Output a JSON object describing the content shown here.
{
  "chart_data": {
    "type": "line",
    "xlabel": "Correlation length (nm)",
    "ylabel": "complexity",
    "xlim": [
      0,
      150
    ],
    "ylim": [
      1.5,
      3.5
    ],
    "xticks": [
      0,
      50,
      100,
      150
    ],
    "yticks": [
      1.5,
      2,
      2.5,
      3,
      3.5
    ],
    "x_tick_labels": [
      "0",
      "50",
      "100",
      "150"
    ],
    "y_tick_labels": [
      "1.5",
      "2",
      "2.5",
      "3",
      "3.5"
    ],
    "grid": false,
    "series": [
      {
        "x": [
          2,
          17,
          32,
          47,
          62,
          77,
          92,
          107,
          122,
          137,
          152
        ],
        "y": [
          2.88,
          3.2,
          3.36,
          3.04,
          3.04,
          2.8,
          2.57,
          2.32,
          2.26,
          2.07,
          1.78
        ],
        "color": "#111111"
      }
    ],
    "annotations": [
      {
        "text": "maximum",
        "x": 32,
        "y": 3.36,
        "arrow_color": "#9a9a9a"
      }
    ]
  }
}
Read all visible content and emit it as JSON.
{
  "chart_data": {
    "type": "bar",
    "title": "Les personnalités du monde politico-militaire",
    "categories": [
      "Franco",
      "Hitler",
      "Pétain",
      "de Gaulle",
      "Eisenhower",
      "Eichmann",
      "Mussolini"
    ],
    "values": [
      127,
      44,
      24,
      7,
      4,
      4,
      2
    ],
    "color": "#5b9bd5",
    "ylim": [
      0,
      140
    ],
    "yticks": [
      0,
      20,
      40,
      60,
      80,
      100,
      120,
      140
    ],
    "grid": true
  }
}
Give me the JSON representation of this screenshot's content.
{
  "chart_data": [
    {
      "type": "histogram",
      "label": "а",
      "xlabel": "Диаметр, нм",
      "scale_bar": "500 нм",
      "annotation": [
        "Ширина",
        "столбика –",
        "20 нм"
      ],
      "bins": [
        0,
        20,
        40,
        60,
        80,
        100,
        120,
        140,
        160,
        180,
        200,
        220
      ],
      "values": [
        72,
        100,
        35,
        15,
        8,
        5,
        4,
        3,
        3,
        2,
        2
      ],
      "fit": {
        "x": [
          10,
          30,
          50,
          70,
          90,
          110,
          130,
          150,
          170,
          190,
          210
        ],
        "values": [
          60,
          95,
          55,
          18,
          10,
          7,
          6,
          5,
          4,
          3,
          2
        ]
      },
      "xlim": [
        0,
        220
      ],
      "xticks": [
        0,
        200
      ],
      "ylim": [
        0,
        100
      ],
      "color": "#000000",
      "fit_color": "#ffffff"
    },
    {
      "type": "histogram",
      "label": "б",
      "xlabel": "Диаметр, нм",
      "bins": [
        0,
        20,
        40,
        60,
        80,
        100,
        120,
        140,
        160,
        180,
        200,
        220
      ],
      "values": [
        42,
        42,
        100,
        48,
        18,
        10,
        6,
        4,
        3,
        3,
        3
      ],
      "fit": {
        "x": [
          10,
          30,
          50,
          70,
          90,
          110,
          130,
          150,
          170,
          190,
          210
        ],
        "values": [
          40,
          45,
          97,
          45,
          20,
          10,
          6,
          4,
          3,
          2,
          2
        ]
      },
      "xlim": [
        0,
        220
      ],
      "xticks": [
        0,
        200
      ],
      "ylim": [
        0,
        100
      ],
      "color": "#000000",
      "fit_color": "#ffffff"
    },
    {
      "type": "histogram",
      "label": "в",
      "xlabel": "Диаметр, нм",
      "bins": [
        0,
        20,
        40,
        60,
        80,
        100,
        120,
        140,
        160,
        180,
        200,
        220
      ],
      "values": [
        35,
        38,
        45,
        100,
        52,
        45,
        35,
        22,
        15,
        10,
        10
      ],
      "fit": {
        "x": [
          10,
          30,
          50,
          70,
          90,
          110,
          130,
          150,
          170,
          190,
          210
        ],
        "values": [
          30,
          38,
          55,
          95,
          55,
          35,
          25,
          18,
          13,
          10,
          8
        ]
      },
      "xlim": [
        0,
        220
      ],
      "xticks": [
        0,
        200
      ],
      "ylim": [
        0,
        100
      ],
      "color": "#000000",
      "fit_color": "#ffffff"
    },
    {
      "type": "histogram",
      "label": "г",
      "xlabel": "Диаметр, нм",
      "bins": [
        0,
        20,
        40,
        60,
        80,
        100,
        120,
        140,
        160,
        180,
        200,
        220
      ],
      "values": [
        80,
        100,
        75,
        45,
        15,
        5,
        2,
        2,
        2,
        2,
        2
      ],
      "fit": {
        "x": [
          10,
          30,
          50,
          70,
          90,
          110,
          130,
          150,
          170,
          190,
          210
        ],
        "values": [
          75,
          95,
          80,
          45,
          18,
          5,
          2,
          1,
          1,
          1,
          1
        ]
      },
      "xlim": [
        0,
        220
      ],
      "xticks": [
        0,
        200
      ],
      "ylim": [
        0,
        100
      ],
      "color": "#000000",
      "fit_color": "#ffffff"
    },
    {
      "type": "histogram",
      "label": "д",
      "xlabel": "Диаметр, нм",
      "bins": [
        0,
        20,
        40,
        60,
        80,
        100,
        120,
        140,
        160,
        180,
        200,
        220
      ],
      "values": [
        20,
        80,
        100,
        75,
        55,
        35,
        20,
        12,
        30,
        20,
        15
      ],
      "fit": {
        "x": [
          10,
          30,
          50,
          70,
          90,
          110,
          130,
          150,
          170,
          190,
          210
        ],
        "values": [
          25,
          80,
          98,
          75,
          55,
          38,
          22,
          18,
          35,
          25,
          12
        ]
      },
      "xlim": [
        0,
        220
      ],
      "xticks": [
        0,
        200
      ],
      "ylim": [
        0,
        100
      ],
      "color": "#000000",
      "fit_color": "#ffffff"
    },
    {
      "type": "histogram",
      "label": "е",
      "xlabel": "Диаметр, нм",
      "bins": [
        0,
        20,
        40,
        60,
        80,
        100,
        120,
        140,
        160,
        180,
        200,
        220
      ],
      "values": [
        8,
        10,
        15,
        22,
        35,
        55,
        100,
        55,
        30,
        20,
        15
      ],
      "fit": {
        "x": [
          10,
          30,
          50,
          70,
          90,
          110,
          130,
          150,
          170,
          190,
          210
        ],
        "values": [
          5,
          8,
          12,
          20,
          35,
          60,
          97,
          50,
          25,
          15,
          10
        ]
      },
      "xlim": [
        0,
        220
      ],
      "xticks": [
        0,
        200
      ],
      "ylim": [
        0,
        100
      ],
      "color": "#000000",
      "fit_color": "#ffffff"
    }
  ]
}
####
■ **Exercise**: Copy the material above back out, exactly as written.

■ **Exercise answer**:
Output a JSON object describing the content shown here.
{
  "chart_data": {
    "type": "line",
    "xlabel": "Correlation length (nm)",
    "ylabel": "complexity",
    "xlim": [
      0,
      150
    ],
    "ylim": [
      1.5,
      3.5
    ],
    "xticks": [
      0,
      50,
      100,
      150
    ],
    "yticks": [
      1.5,
      2,
      2.5,
      3,
      3.5
    ],
    "x_tick_labels": [
      "0",
      "50",
      "100",
      "150"
    ],
    "y_tick_labels": [
      "1.5",
      "2",
      "2.5",
      "3",
      "3.5"
    ],
    "grid": false,
    "series": [
      {
        "x": [
          2,
          17,
          32,
          47,
          62,
          77,
          92,
          107,
          122,
          137,
          152
        ],
        "y": [
          2.88,
          3.2,
          3.36,
          3.04,
          3.04,
          2.8,
          2.57,
          2.32,
          2.26,
          2.07,
          1.78
        ],
        "color": "#111111"
      }
    ],
    "annotations": [
      {
        "text": "maximum",
        "x": 32,
        "y": 3.36,
        "arrow_color": "#9a9a9a"
      }
    ]
  }
}
Read all visible content and emit it as JSON.
{
  "chart_data": {
    "type": "bar",
    "title": "Les personnalités du monde politico-militaire",
    "categories": [
      "Franco",
      "Hitler",
      "Pétain",
      "de Gaulle",
      "Eisenhower",
      "Eichmann",
      "Mussolini"
    ],
    "values": [
      127,
      44,
      24,
      7,
      4,
      4,
      2
    ],
    "color": "#5b9bd5",
    "ylim": [
      0,
      140
    ],
    "yticks": [
      0,
      20,
      40,
      60,
      80,
      100,
      120,
      140
    ],
    "grid": true
  }
}
Give me the JSON representation of this screenshot's content.
{
  "chart_data": [
    {
      "type": "histogram",
      "label": "а",
      "xlabel": "Диаметр, нм",
      "scale_bar": "500 нм",
      "annotation": [
        "Ширина",
        "столбика –",
        "20 нм"
      ],
      "bins": [
        0,
        20,
        40,
        60,
        80,
        100,
        120,
        140,
        160,
        180,
        200,
        220
      ],
      "values": [
        72,
        100,
        35,
        15,
        8,
        5,
        4,
        3,
        3,
        2,
        2
      ],
      "fit": {
        "x": [
          10,
          30,
          50,
          70,
          90,
          110,
          130,
          150,
          170,
          190,
          210
        ],
        "values": [
          60,
          95,
          55,
          18,
          10,
          7,
          6,
          5,
          4,
          3,
          2
        ]
      },
      "xlim": [
        0,
        220
      ],
      "xticks": [
        0,
        200
      ],
      "ylim": [
        0,
        100
      ],
      "color": "#000000",
      "fit_color": "#ffffff"
    },
    {
      "type": "histogram",
      "label": "б",
      "xlabel": "Диаметр, нм",
      "bins": [
        0,
        20,
        40,
        60,
        80,
        100,
        120,
        140,
        160,
        180,
        200,
        220
      ],
      "values": [
        42,
        42,
        100,
        48,
        18,
        10,
        6,
        4,
        3,
        3,
        3
      ],
      "fit": {
        "x": [
          10,
          30,
          50,
          70,
          90,
          110,
          130,
          150,
          170,
          190,
          210
        ],
        "values": [
          40,
          45,
          97,
          45,
          20,
          10,
          6,
          4,
          3,
          2,
          2
        ]
      },
      "xlim": [
        0,
        220
      ],
      "xticks": [
        0,
        200
      ],
      "ylim": [
        0,
        100
      ],
      "color": "#000000",
      "fit_color": "#ffffff"
    },
    {
      "type": "histogram",
      "label": "в",
      "xlabel": "Диаметр, нм",
      "bins": [
        0,
        20,
        40,
        60,
        80,
        100,
        120,
        140,
        160,
        180,
        200,
        220
      ],
      "values": [
        35,
        38,
        45,
        100,
        52,
        45,
        35,
        22,
        15,
        10,
        10
      ],
      "fit": {
        "x": [
          10,
          30,
          50,
          70,
          90,
          110,
          130,
          150,
          170,
          190,
          210
        ],
        "values": [
          30,
          38,
          55,
          95,
          55,
          35,
          25,
          18,
          13,
          10,
          8
        ]
      },
      "xlim": [
        0,
        220
      ],
      "xticks": [
        0,
        200
      ],
      "ylim": [
        0,
        100
      ],
      "color": "#000000",
      "fit_color": "#ffffff"
    },
    {
      "type": "histogram",
      "label": "г",
      "xlabel": "Диаметр, нм",
      "bins": [
        0,
        20,
        40,
        60,
        80,
        100,
        120,
        140,
        160,
        180,
        200,
        220
      ],
      "values": [
        80,
        100,
        75,
        45,
        15,
        5,
        2,
        2,
        2,
        2,
        2
      ],
      "fit": {
        "x": [
          10,
          30,
          50,
          70,
          90,
          110,
          130,
          150,
          170,
          190,
          210
        ],
        "values": [
          75,
          95,
          80,
          45,
          18,
          5,
          2,
          1,
          1,
          1,
          1
        ]
      },
      "xlim": [
        0,
        220
      ],
      "xticks": [
        0,
        200
      ],
      "ylim": [
        0,
        100
      ],
      "color": "#000000",
      "fit_color": "#ffffff"
    },
    {
      "type": "histogram",
      "label": "д",
      "xlabel": "Диаметр, нм",
      "bins": [
        0,
        20,
        40,
        60,
        80,
        100,
        120,
        140,
        160,
        180,
        200,
        220
      ],
      "values": [
        20,
        80,
        100,
        75,
        55,
        35,
        20,
        12,
        30,
        20,
        15
      ],
      "fit": {
        "x": [
          10,
          30,
          50,
          70,
          90,
          110,
          130,
          150,
          170,
          190,
          210
        ],
        "values": [
          25,
          80,
          98,
          75,
          55,
          38,
          22,
          18,
          35,
          25,
          12
        ]
      },
      "xlim": [
        0,
        220
      ],
      "xticks": [
        0,
        200
      ],
      "ylim": [
        0,
        100
      ],
      "color": "#000000",
      "fit_color": "#ffffff"
    },
    {
      "type": "histogram",
      "label": "е",
      "xlabel": "Диаметр, нм",
      "bins": [
        0,
        20,
        40,
        60,
        80,
        100,
        120,
        140,
        160,
        180,
        200,
        220
      ],
      "values": [
        8,
        10,
        15,
        22,
        35,
        55,
        100,
        55,
        30,
        20,
        15
      ],
      "fit": {
        "x": [
          10,
          30,
          50,
          70,
          90,
          110,
          130,
          150,
          170,
          190,
          210
        ],
        "values": [
          5,
          8,
          12,
          20,
          35,
          60,
          97,
          50,
          25,
          15,
          10
        ]
      },
      "xlim": [
        0,
        220
      ],
      "xticks": [
        0,
        200
      ],
      "ylim": [
        0,
        100
      ],
      "color": "#000000",
      "fit_color": "#ffffff"
    }
  ]
}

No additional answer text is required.